## BEGIN DATA TO PROCESS

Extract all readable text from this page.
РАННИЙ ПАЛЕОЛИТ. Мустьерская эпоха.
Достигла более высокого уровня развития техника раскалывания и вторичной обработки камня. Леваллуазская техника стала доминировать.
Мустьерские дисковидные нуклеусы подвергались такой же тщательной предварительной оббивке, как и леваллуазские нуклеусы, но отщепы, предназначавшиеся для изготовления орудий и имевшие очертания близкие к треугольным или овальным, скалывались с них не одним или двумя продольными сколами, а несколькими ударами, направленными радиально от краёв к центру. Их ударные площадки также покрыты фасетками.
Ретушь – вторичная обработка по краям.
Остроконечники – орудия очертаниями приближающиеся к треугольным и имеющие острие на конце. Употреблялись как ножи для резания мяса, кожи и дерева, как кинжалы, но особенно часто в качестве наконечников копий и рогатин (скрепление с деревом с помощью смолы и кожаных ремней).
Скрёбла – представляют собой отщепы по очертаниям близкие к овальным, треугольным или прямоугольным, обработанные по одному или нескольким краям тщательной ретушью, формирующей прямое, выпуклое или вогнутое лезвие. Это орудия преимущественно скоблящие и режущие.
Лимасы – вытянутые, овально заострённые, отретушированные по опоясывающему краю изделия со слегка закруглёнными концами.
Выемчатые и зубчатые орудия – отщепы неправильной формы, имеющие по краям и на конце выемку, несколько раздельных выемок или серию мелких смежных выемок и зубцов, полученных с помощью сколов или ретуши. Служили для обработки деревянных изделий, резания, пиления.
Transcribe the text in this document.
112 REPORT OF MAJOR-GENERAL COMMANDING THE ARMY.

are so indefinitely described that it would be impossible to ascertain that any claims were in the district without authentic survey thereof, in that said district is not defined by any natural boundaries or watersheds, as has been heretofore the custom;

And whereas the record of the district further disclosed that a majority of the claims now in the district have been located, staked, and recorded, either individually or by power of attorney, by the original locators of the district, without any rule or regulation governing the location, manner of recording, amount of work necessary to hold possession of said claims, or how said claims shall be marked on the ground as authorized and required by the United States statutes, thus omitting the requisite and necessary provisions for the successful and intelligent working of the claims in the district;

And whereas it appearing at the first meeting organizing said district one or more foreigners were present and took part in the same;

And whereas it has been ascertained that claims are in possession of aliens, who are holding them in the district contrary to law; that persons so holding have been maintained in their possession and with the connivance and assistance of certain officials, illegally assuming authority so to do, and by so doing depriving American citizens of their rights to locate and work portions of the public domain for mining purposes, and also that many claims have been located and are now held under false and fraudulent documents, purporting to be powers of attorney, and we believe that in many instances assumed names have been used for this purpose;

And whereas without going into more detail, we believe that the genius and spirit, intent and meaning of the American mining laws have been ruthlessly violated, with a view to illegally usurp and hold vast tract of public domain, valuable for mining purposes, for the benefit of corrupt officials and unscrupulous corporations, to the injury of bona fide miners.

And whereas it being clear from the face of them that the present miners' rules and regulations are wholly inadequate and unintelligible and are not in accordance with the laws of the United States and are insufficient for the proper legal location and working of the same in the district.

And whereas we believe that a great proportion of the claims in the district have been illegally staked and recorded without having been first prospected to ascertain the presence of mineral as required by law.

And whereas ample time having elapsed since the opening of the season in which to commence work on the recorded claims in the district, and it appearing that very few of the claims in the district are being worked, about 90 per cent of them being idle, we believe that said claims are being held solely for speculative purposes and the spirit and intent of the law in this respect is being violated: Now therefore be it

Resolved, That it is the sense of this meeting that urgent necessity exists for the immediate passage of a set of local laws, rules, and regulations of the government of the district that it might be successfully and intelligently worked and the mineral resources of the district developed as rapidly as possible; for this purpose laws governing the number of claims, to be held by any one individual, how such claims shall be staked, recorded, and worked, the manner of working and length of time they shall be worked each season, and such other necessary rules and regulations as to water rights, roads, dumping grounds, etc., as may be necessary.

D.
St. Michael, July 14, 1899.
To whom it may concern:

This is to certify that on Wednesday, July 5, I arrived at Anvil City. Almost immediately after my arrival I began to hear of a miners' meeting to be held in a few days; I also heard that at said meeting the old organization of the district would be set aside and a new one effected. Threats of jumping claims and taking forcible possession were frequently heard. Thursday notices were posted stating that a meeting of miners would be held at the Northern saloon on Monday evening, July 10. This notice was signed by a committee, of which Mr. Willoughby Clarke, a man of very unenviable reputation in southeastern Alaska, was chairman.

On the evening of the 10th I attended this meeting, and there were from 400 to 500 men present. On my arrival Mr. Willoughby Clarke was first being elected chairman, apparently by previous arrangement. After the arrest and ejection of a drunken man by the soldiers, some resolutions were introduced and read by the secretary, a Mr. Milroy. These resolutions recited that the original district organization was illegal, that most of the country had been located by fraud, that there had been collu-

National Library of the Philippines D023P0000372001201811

## END DATA TO PROCESS

AIM OF THE EXERCISE
Select the lines that carry the string "domain" and copy them.

COMPLETED EXERCISE
And whereas it has been ascertained that claims are in possession of aliens, who are holding them in the district contrary to law; that persons so holding have been maintained in their possession and with the connivance and assistance of certain officials, illegally assuming authority so to do, and by so doing depriving American citizens of their rights to locate and work portions of the public domain for mining purposes, and also that many claims have been located and are now held under false and fraudulent documents, purporting to be powers of attorney, and we believe that in many instances assumed names have been used for this purpose;
And whereas without going into more detail, we believe that the genius and spirit, intent and meaning of the American mining laws have been ruthlessly violated, with a view to illegally usurp and hold vast tract of public domain, valuable for mining purposes, for the benefit of corrupt officials and unscrupulous corporations, to the injury of bona fide miners.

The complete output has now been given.